Information shown:
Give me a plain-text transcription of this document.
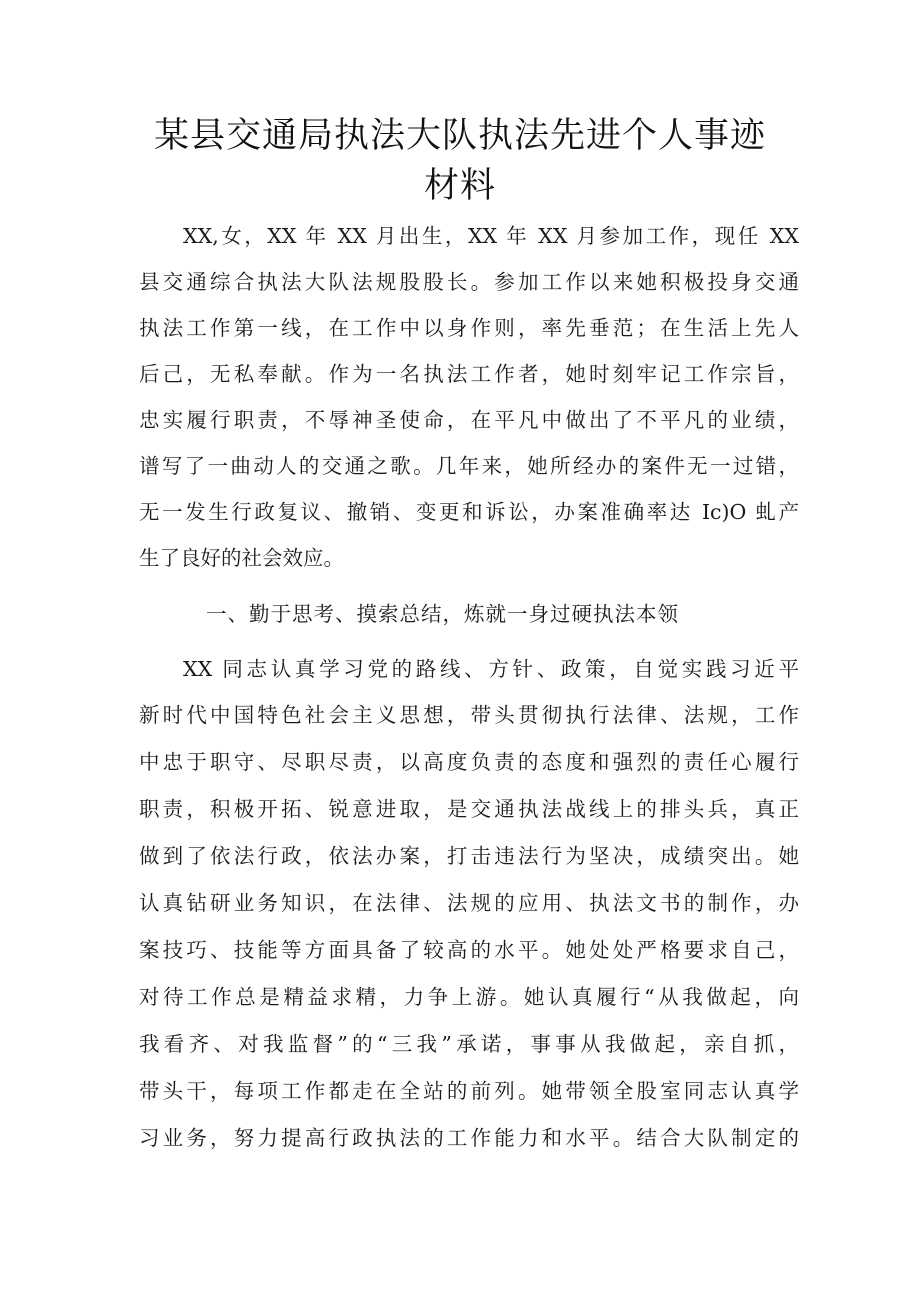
某县交通局执法大队执法先进个人事迹
材料
XX,女，XX 年 XX 月出生，XX 年 XX 月参加工作，现任 XX
县交通综合执法大队法规股股长。参加工作以来她积极投身交通
执法工作第一线，在工作中以身作则，率先垂范；在生活上先人
后己，无私奉献。作为一名执法工作者，她时刻牢记工作宗旨，
忠实履行职责，不辱神圣使命，在平凡中做出了不平凡的业绩，
谱写了一曲动人的交通之歌。几年来，她所经办的案件无一过错，
无一发生行政复议、撤销、变更和诉讼，办案准确率达 Ic)O 虬产
生了良好的社会效应。
一、勤于思考、摸索总结，炼就一身过硬执法本领
XX 同志认真学习党的路线、方针、政策，自觉实践习近平
新时代中国特色社会主义思想，带头贯彻执行法律、法规，工作
中忠于职守、尽职尽责，以高度负责的态度和强烈的责任心履行
职责，积极开拓、锐意进取，是交通执法战线上的排头兵，真正
做到了依法行政，依法办案，打击违法行为坚决，成绩突出。她
认真钻研业务知识，在法律、法规的应用、执法文书的制作，办
案技巧、技能等方面具备了较高的水平。她处处严格要求自己，
对待工作总是精益求精，力争上游。她认真履行“从我做起，向
我看齐、对我监督”的“三我”承诺，事事从我做起，亲自抓，
带头干，每项工作都走在全站的前列。她带领全股室同志认真学
习业务，努力提高行政执法的工作能力和水平。结合大队制定的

Task to carry out: Omit the pictures, and quote the material above exactly as given.

The answer:
Give me a plain-text transcription of this document.
某县交通局执法大队执法先进个人事迹
材料
XX,女，XX 年 XX 月出生，XX 年 XX 月参加工作，现任 XX
县交通综合执法大队法规股股长。参加工作以来她积极投身交通
执法工作第一线，在工作中以身作则，率先垂范；在生活上先人
后己，无私奉献。作为一名执法工作者，她时刻牢记工作宗旨，
忠实履行职责，不辱神圣使命，在平凡中做出了不平凡的业绩，
谱写了一曲动人的交通之歌。几年来，她所经办的案件无一过错，
无一发生行政复议、撤销、变更和诉讼，办案准确率达 Ic)O 虬产
生了良好的社会效应。
一、勤于思考、摸索总结，炼就一身过硬执法本领
XX 同志认真学习党的路线、方针、政策，自觉实践习近平
新时代中国特色社会主义思想，带头贯彻执行法律、法规，工作
中忠于职守、尽职尽责，以高度负责的态度和强烈的责任心履行
职责，积极开拓、锐意进取，是交通执法战线上的排头兵，真正
做到了依法行政，依法办案，打击违法行为坚决，成绩突出。她
认真钻研业务知识，在法律、法规的应用、执法文书的制作，办
案技巧、技能等方面具备了较高的水平。她处处严格要求自己，
对待工作总是精益求精，力争上游。她认真履行“从我做起，向
我看齐、对我监督”的“三我”承诺，事事从我做起，亲自抓，
带头干，每项工作都走在全站的前列。她带领全股室同志认真学
习业务，努力提高行政执法的工作能力和水平。结合大队制定的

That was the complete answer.